=== Records to process ===

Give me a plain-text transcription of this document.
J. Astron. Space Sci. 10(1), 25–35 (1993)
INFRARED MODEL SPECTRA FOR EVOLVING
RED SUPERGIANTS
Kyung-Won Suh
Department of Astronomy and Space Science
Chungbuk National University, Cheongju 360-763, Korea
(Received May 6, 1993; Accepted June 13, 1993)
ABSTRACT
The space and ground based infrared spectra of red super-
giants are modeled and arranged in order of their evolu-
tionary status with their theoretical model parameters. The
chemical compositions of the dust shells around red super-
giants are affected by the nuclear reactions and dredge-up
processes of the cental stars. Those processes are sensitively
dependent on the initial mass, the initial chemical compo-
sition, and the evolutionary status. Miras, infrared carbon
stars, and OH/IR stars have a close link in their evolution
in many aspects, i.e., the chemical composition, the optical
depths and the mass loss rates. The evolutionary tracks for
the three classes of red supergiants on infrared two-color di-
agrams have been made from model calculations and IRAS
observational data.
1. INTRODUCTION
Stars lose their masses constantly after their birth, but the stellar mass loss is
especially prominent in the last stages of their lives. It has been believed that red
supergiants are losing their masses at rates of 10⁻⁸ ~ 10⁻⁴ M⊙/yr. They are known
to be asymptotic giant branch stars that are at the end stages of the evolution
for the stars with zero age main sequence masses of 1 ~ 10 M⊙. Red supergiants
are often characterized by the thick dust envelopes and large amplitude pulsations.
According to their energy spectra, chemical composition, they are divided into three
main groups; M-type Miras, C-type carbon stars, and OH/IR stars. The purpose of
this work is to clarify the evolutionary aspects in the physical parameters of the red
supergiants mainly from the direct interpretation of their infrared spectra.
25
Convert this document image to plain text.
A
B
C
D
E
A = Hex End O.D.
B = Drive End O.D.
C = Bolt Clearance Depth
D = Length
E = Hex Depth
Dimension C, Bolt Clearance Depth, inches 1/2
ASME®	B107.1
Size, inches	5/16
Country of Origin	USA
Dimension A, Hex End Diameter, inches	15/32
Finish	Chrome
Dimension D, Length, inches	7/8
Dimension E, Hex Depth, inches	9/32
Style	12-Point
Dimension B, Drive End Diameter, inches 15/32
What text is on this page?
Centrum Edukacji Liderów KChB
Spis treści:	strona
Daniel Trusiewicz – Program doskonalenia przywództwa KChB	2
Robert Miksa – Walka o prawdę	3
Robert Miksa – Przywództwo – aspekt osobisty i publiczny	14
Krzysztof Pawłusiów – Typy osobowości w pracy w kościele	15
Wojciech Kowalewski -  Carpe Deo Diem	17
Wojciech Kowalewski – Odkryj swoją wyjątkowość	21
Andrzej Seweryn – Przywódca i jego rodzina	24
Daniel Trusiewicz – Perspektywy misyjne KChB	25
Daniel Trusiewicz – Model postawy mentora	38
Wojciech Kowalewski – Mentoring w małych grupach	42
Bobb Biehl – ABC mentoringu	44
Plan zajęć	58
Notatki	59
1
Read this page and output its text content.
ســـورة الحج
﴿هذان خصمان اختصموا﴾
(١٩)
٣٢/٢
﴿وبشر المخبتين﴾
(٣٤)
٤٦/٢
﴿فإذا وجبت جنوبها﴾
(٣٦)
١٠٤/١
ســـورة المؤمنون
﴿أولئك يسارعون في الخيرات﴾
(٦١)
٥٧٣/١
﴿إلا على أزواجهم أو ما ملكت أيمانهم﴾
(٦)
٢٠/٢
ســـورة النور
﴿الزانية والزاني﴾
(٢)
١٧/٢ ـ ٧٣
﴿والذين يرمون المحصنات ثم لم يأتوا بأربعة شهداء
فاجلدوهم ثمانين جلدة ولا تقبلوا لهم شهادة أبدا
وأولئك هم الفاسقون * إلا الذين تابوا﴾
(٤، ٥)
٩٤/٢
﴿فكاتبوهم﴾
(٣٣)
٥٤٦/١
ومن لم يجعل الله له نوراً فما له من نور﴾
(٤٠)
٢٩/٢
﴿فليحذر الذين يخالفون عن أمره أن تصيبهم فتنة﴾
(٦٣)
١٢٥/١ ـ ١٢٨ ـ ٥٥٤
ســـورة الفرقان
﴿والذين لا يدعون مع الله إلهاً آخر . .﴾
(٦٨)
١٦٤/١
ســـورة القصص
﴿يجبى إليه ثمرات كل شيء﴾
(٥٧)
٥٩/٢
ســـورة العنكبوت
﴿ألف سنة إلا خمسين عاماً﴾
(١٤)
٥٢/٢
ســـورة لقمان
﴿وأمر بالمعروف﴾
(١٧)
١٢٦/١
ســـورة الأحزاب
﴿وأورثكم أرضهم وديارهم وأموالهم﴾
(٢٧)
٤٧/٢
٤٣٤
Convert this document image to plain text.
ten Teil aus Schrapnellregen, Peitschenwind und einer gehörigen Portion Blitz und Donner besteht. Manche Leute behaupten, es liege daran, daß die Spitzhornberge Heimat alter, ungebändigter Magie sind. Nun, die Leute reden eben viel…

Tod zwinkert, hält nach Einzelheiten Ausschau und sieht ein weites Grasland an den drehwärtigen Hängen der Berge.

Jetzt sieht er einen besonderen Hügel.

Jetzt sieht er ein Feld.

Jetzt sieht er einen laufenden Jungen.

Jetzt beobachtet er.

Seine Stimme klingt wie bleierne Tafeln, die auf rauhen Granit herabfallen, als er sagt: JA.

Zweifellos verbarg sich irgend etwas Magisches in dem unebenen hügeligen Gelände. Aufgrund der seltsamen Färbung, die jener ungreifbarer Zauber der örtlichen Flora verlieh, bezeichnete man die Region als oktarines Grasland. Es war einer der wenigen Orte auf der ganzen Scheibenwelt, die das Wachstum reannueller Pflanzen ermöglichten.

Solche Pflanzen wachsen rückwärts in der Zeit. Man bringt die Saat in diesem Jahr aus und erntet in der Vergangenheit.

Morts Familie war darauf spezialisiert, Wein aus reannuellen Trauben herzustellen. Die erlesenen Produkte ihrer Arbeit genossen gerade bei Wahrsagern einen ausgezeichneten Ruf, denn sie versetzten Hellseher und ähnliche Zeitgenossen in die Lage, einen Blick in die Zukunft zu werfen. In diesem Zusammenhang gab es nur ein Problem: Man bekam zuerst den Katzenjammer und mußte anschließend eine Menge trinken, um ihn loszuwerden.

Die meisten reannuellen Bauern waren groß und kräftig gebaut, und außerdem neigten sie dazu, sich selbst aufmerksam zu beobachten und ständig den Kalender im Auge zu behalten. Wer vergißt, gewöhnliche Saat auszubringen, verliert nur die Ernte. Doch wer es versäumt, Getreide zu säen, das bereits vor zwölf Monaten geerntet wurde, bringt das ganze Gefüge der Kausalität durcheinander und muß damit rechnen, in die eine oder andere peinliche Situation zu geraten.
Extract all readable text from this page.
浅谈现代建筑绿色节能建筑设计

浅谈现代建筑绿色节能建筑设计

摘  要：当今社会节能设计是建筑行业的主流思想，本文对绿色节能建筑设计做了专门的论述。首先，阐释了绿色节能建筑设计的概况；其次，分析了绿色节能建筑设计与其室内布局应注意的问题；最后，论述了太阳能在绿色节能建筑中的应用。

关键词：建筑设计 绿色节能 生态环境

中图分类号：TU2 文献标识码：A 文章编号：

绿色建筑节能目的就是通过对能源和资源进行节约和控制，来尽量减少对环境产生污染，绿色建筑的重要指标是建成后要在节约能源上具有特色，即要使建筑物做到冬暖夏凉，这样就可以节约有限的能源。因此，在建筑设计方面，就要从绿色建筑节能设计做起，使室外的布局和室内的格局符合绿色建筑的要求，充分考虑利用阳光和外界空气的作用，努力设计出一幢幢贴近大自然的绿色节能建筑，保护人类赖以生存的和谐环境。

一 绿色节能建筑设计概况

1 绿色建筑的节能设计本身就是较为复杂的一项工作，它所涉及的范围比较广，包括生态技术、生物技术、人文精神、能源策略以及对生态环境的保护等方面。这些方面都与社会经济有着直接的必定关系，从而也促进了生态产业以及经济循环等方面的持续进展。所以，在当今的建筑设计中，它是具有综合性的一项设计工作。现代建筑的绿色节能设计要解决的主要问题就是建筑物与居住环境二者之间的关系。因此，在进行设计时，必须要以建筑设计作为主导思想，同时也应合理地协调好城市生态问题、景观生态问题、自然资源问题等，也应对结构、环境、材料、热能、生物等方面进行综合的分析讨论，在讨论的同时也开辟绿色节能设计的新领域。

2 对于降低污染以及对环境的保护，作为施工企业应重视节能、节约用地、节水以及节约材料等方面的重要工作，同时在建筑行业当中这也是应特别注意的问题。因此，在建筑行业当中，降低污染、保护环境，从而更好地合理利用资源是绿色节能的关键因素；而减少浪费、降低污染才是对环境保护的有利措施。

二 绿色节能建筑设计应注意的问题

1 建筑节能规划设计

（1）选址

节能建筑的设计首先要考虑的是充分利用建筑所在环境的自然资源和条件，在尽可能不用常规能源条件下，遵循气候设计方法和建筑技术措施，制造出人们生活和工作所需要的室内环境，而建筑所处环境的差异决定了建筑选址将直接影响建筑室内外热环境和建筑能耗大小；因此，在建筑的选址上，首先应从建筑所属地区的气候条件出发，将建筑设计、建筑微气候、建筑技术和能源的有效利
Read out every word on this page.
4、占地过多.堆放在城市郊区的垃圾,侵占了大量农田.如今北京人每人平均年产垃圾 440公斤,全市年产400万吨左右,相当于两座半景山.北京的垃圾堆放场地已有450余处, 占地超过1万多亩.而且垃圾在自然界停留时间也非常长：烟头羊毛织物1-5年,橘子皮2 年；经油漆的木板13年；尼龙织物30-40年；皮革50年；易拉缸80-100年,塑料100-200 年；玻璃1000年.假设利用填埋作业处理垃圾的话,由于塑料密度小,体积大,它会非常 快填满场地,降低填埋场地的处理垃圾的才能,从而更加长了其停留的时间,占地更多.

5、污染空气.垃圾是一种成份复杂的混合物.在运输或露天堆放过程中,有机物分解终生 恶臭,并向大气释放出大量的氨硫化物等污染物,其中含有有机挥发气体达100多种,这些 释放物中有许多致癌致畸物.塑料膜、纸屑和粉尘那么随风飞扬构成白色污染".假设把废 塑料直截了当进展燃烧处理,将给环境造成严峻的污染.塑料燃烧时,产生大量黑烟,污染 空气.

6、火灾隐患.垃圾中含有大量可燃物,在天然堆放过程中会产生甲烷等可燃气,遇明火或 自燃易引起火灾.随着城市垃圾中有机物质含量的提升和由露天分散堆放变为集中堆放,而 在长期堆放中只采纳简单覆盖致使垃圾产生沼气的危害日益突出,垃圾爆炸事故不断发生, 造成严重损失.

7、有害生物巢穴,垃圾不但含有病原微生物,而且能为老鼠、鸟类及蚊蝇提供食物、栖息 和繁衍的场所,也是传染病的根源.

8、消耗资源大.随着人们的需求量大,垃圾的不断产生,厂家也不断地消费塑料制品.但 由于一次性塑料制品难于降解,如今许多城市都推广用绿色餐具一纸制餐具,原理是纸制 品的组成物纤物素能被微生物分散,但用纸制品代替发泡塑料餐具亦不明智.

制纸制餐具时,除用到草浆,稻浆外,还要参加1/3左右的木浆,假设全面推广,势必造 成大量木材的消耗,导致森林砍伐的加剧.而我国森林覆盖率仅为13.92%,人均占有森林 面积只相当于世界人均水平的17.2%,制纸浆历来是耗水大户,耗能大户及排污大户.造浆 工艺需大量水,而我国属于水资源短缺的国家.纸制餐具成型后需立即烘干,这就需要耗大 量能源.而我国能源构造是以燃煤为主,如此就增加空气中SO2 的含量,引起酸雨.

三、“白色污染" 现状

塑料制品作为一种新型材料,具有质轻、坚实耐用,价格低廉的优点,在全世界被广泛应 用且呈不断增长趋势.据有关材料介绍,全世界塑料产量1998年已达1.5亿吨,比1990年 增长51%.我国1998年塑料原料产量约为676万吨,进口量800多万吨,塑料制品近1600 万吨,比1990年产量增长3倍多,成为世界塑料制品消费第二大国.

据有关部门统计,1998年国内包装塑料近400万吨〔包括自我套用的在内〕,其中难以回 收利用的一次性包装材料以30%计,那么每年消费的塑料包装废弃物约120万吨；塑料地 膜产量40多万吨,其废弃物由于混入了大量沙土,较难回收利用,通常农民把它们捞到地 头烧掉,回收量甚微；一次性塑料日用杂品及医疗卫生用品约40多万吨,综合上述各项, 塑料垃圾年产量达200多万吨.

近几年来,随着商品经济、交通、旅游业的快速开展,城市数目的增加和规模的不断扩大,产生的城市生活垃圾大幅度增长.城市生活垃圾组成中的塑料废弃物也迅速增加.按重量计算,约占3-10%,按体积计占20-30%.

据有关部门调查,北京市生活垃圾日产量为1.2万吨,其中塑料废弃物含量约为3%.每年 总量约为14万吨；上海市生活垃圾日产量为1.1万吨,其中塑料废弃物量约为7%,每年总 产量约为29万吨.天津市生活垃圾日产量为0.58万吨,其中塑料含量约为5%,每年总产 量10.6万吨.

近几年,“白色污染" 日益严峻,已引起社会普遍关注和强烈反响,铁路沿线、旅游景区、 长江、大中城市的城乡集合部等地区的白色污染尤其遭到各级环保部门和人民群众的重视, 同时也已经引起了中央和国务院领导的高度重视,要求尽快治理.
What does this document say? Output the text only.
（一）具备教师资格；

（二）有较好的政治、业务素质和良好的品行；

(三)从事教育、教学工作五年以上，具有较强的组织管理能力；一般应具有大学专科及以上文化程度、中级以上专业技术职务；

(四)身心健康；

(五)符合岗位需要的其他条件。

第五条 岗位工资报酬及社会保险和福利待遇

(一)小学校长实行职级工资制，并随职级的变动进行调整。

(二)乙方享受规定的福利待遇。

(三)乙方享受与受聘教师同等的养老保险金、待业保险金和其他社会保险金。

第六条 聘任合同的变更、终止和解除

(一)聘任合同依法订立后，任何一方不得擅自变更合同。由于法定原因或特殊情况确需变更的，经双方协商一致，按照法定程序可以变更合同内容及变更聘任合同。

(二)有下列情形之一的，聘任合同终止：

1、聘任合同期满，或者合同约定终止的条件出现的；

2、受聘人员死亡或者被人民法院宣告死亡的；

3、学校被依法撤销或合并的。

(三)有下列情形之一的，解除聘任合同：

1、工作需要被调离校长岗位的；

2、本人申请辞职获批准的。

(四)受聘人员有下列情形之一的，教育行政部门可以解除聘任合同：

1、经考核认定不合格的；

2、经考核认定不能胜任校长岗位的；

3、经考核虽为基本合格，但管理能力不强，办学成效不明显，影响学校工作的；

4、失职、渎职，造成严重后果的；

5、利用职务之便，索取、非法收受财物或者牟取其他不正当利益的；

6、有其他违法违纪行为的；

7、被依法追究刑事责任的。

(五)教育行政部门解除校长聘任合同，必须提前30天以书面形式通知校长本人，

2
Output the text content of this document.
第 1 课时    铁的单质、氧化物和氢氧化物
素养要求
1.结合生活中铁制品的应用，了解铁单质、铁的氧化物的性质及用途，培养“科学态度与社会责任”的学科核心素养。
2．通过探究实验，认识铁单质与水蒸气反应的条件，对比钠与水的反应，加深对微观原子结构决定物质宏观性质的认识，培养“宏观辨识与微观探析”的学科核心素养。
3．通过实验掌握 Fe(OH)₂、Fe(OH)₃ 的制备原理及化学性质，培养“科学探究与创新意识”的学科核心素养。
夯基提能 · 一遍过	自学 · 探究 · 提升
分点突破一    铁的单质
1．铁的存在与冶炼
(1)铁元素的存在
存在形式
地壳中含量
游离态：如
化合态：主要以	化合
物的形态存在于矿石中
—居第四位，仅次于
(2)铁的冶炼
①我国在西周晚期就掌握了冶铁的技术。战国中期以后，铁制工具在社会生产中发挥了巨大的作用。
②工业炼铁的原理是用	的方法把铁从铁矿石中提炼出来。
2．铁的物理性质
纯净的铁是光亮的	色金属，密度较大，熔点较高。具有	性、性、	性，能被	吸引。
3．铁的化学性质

===

Aim: Begin at the line containing "Output the text content of this document." and reproduce each line through the end of the records above.

Task response:
Output the text content of this document.
第 1 课时    铁的单质、氧化物和氢氧化物
素养要求
1.结合生活中铁制品的应用，了解铁单质、铁的氧化物的性质及用途，培养“科学态度与社会责任”的学科核心素养。
2．通过探究实验，认识铁单质与水蒸气反应的条件，对比钠与水的反应，加深对微观原子结构决定物质宏观性质的认识，培养“宏观辨识与微观探析”的学科核心素养。
3．通过实验掌握 Fe(OH)₂、Fe(OH)₃ 的制备原理及化学性质，培养“科学探究与创新意识”的学科核心素养。
夯基提能 · 一遍过	自学 · 探究 · 提升
分点突破一    铁的单质
1．铁的存在与冶炼
(1)铁元素的存在
存在形式
地壳中含量
游离态：如
化合态：主要以	化合
物的形态存在于矿石中
—居第四位，仅次于
(2)铁的冶炼
①我国在西周晚期就掌握了冶铁的技术。战国中期以后，铁制工具在社会生产中发挥了巨大的作用。
②工业炼铁的原理是用	的方法把铁从铁矿石中提炼出来。
2．铁的物理性质
纯净的铁是光亮的	色金属，密度较大，熔点较高。具有	性、性、	性，能被	吸引。
3．铁的化学性质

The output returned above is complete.